◆ Direction
Copy all lines in which the word "value" can be found.

-- Start of Material shown --

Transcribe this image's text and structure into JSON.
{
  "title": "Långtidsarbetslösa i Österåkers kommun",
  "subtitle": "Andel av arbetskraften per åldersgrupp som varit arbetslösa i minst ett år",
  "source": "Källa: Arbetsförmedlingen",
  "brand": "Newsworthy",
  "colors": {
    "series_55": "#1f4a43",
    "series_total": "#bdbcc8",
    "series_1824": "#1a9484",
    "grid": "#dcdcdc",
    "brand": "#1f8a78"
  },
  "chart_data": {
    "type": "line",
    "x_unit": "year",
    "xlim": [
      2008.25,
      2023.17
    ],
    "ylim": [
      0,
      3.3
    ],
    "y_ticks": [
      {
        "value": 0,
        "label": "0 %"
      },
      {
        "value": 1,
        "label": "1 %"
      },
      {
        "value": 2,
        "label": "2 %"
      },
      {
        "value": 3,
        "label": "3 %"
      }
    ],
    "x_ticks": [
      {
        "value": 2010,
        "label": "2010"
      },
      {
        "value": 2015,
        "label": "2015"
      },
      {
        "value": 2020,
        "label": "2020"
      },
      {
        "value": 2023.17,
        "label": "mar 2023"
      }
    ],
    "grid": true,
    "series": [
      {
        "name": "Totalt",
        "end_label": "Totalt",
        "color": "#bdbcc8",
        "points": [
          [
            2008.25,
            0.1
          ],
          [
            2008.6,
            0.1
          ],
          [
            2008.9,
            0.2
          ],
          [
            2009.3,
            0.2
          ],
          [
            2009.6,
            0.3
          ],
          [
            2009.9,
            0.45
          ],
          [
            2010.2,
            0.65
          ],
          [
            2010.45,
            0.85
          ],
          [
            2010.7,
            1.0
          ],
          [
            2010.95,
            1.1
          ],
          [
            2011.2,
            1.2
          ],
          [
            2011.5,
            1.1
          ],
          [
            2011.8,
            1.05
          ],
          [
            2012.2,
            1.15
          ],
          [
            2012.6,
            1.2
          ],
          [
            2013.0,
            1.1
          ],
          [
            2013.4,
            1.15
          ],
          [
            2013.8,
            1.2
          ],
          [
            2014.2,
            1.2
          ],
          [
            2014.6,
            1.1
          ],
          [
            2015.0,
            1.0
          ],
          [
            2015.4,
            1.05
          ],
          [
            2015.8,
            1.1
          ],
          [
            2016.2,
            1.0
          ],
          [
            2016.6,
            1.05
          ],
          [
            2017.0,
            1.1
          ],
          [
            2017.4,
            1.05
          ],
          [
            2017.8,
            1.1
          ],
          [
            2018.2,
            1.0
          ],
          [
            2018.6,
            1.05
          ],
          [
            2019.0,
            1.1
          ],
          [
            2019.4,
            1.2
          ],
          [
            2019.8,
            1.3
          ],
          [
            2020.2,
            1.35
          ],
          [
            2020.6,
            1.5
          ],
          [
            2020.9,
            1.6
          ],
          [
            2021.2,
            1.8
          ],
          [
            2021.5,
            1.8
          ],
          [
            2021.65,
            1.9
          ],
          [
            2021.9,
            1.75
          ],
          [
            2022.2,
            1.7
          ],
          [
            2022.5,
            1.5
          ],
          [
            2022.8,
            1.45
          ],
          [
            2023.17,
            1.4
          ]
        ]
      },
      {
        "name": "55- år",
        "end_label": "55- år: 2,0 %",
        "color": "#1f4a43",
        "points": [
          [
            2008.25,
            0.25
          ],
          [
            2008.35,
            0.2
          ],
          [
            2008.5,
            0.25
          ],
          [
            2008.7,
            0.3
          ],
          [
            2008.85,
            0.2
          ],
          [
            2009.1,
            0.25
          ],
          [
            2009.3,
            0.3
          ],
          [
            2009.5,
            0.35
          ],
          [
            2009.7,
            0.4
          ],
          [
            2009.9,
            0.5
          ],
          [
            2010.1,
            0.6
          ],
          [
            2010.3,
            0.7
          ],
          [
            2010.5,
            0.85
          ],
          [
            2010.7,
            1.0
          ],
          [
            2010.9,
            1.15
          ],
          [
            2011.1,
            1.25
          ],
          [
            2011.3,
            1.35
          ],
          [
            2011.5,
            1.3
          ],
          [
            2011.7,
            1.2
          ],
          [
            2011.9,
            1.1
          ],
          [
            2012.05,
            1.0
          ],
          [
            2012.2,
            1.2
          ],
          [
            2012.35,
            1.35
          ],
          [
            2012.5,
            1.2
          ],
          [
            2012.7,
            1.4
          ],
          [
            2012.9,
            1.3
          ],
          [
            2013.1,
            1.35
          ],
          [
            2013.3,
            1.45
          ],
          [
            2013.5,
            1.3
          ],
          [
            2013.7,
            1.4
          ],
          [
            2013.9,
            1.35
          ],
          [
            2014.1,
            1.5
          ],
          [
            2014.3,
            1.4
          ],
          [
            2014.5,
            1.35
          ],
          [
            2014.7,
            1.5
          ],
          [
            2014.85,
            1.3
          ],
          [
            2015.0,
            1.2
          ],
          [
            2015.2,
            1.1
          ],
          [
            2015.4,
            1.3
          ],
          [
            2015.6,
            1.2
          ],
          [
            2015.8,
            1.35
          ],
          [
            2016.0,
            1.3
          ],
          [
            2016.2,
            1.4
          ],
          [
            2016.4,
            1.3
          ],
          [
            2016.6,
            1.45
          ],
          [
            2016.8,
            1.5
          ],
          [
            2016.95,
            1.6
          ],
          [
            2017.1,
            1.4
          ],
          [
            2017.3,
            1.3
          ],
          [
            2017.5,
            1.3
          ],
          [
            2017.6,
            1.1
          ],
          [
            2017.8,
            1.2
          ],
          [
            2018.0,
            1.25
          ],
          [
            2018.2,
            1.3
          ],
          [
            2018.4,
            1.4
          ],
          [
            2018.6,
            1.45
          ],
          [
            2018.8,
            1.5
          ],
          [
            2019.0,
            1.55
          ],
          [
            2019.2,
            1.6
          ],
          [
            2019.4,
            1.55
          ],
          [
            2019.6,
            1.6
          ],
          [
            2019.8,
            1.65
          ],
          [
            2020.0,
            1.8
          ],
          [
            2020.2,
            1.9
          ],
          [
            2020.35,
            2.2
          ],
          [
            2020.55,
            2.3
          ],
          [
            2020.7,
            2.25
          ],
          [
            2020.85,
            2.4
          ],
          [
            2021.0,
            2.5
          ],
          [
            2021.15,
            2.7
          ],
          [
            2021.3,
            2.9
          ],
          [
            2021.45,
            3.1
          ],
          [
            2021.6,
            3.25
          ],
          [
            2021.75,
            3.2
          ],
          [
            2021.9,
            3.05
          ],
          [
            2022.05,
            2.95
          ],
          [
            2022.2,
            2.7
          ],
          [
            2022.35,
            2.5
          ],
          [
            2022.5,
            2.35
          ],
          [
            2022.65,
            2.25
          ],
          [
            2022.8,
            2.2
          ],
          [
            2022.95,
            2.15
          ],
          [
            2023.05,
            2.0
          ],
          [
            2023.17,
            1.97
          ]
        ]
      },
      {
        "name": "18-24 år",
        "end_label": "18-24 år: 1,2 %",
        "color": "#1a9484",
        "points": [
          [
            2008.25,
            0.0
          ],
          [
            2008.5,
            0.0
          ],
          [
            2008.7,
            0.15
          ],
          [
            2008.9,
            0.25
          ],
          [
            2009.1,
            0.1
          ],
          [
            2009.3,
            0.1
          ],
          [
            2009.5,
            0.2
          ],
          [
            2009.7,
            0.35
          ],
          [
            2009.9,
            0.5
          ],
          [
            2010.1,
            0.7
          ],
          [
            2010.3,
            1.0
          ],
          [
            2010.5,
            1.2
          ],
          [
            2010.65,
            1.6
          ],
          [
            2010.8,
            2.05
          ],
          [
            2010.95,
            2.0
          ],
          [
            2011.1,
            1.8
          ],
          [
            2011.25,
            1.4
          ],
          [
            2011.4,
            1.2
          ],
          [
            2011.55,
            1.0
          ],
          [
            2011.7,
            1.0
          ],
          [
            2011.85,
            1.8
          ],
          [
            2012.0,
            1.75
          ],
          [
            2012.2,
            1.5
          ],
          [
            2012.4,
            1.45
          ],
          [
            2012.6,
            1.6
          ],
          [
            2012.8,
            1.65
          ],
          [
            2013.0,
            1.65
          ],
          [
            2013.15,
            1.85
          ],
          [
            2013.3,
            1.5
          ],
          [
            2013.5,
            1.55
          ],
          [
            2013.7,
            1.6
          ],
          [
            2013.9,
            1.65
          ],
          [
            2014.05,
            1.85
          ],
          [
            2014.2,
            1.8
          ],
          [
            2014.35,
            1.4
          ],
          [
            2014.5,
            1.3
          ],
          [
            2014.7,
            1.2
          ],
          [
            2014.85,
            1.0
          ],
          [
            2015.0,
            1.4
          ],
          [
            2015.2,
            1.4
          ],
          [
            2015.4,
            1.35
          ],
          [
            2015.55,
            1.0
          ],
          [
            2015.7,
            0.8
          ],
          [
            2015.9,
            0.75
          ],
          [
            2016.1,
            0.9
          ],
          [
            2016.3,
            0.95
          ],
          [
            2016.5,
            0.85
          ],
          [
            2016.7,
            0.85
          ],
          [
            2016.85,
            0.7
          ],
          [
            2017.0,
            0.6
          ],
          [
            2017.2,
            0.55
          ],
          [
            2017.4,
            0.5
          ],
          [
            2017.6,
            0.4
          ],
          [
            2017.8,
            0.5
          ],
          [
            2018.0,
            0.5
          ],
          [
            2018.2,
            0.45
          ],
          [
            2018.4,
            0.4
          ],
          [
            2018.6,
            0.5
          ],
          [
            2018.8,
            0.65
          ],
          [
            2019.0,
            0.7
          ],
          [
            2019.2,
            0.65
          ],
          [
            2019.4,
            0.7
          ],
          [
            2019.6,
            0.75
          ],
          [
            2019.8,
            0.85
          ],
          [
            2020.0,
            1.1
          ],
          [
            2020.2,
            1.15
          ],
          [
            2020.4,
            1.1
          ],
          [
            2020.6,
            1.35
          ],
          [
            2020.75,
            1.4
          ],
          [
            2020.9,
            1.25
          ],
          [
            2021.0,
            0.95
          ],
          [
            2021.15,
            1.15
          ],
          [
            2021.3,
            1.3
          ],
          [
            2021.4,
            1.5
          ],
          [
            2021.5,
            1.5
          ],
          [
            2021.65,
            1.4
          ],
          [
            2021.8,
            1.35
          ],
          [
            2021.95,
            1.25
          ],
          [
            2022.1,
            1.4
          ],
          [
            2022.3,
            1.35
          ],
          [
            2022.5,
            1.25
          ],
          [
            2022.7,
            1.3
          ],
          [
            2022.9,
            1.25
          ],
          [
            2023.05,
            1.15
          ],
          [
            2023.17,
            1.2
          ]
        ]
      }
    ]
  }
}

-- End of Material shown --

◆ Complete output
        "value": 0,
        "value": 1,
        "value": 2,
        "value": 3,
        "value": 2010,
        "value": 2015,
        "value": 2020,
        "value": 2023.17,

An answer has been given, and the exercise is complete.